[Data records]

════════

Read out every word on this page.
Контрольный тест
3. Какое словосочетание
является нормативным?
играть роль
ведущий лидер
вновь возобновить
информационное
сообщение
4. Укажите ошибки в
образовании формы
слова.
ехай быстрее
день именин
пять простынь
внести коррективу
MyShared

════════

### Request
Transcribe the records above exactly as they appear.

### Expected answer
Read out every word on this page.
Контрольный тест
3. Какое словосочетание
является нормативным?
играть роль
ведущий лидер
вновь возобновить
информационное
сообщение
4. Укажите ошибки в
образовании формы
слова.
ехай быстрее
день именин
пять простынь
внести коррективу
MyShared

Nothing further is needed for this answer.